* TASK DESCRIPTION
Repeat all of the records verbatim.

* DATA TO USE
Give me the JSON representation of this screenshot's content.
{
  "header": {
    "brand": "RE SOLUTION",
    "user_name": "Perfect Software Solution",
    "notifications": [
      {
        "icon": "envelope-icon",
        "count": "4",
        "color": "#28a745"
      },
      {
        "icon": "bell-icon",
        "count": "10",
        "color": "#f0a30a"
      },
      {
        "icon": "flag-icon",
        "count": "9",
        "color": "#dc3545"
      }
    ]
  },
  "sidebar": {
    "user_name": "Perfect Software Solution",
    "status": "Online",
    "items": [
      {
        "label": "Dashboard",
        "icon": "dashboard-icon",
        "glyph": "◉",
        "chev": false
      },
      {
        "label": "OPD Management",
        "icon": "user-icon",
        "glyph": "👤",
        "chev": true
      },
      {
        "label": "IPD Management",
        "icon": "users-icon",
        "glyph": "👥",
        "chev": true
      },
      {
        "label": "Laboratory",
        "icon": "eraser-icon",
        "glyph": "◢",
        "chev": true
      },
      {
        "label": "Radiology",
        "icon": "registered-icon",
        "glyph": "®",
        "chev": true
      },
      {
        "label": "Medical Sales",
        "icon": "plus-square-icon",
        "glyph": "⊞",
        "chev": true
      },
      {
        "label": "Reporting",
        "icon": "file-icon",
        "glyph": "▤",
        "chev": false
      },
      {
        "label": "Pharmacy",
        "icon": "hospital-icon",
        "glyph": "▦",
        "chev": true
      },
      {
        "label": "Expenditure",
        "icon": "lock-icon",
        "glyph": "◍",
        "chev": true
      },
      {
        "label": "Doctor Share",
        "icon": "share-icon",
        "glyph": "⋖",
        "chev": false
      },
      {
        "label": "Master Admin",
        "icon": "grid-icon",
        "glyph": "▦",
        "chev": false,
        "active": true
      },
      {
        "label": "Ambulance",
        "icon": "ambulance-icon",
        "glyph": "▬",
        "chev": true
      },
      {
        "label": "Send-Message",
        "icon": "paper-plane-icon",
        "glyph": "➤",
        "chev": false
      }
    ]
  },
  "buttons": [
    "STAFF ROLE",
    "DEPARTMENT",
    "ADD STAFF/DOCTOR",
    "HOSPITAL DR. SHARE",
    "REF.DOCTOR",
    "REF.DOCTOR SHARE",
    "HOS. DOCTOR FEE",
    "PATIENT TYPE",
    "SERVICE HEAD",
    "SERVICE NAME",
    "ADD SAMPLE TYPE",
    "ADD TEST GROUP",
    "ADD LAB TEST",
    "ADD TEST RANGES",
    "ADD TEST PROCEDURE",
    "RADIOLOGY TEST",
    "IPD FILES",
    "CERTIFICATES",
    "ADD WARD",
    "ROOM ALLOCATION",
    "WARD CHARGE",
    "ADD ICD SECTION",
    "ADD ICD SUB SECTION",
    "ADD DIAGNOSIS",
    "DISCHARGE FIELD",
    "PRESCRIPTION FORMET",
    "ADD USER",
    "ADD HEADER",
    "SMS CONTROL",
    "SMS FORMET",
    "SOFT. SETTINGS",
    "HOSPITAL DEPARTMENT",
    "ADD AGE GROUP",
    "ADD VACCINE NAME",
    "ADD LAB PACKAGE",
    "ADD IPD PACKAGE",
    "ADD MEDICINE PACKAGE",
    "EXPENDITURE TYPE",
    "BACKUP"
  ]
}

* CORRECT OUTPUT
Give me the JSON representation of this screenshot's content.
{
  "header": {
    "brand": "RE SOLUTION",
    "user_name": "Perfect Software Solution",
    "notifications": [
      {
        "icon": "envelope-icon",
        "count": "4",
        "color": "#28a745"
      },
      {
        "icon": "bell-icon",
        "count": "10",
        "color": "#f0a30a"
      },
      {
        "icon": "flag-icon",
        "count": "9",
        "color": "#dc3545"
      }
    ]
  },
  "sidebar": {
    "user_name": "Perfect Software Solution",
    "status": "Online",
    "items": [
      {
        "label": "Dashboard",
        "icon": "dashboard-icon",
        "glyph": "◉",
        "chev": false
      },
      {
        "label": "OPD Management",
        "icon": "user-icon",
        "glyph": "👤",
        "chev": true
      },
      {
        "label": "IPD Management",
        "icon": "users-icon",
        "glyph": "👥",
        "chev": true
      },
      {
        "label": "Laboratory",
        "icon": "eraser-icon",
        "glyph": "◢",
        "chev": true
      },
      {
        "label": "Radiology",
        "icon": "registered-icon",
        "glyph": "®",
        "chev": true
      },
      {
        "label": "Medical Sales",
        "icon": "plus-square-icon",
        "glyph": "⊞",
        "chev": true
      },
      {
        "label": "Reporting",
        "icon": "file-icon",
        "glyph": "▤",
        "chev": false
      },
      {
        "label": "Pharmacy",
        "icon": "hospital-icon",
        "glyph": "▦",
        "chev": true
      },
      {
        "label": "Expenditure",
        "icon": "lock-icon",
        "glyph": "◍",
        "chev": true
      },
      {
        "label": "Doctor Share",
        "icon": "share-icon",
        "glyph": "⋖",
        "chev": false
      },
      {
        "label": "Master Admin",
        "icon": "grid-icon",
        "glyph": "▦",
        "chev": false,
        "active": true
      },
      {
        "label": "Ambulance",
        "icon": "ambulance-icon",
        "glyph": "▬",
        "chev": true
      },
      {
        "label": "Send-Message",
        "icon": "paper-plane-icon",
        "glyph": "➤",
        "chev": false
      }
    ]
  },
  "buttons": [
    "STAFF ROLE",
    "DEPARTMENT",
    "ADD STAFF/DOCTOR",
    "HOSPITAL DR. SHARE",
    "REF.DOCTOR",
    "REF.DOCTOR SHARE",
    "HOS. DOCTOR FEE",
    "PATIENT TYPE",
    "SERVICE HEAD",
    "SERVICE NAME",
    "ADD SAMPLE TYPE",
    "ADD TEST GROUP",
    "ADD LAB TEST",
    "ADD TEST RANGES",
    "ADD TEST PROCEDURE",
    "RADIOLOGY TEST",
    "IPD FILES",
    "CERTIFICATES",
    "ADD WARD",
    "ROOM ALLOCATION",
    "WARD CHARGE",
    "ADD ICD SECTION",
    "ADD ICD SUB SECTION",
    "ADD DIAGNOSIS",
    "DISCHARGE FIELD",
    "PRESCRIPTION FORMET",
    "ADD USER",
    "ADD HEADER",
    "SMS CONTROL",
    "SMS FORMET",
    "SOFT. SETTINGS",
    "HOSPITAL DEPARTMENT",
    "ADD AGE GROUP",
    "ADD VACCINE NAME",
    "ADD LAB PACKAGE",
    "ADD IPD PACKAGE",
    "ADD MEDICINE PACKAGE",
    "EXPENDITURE TYPE",
    "BACKUP"
  ]
}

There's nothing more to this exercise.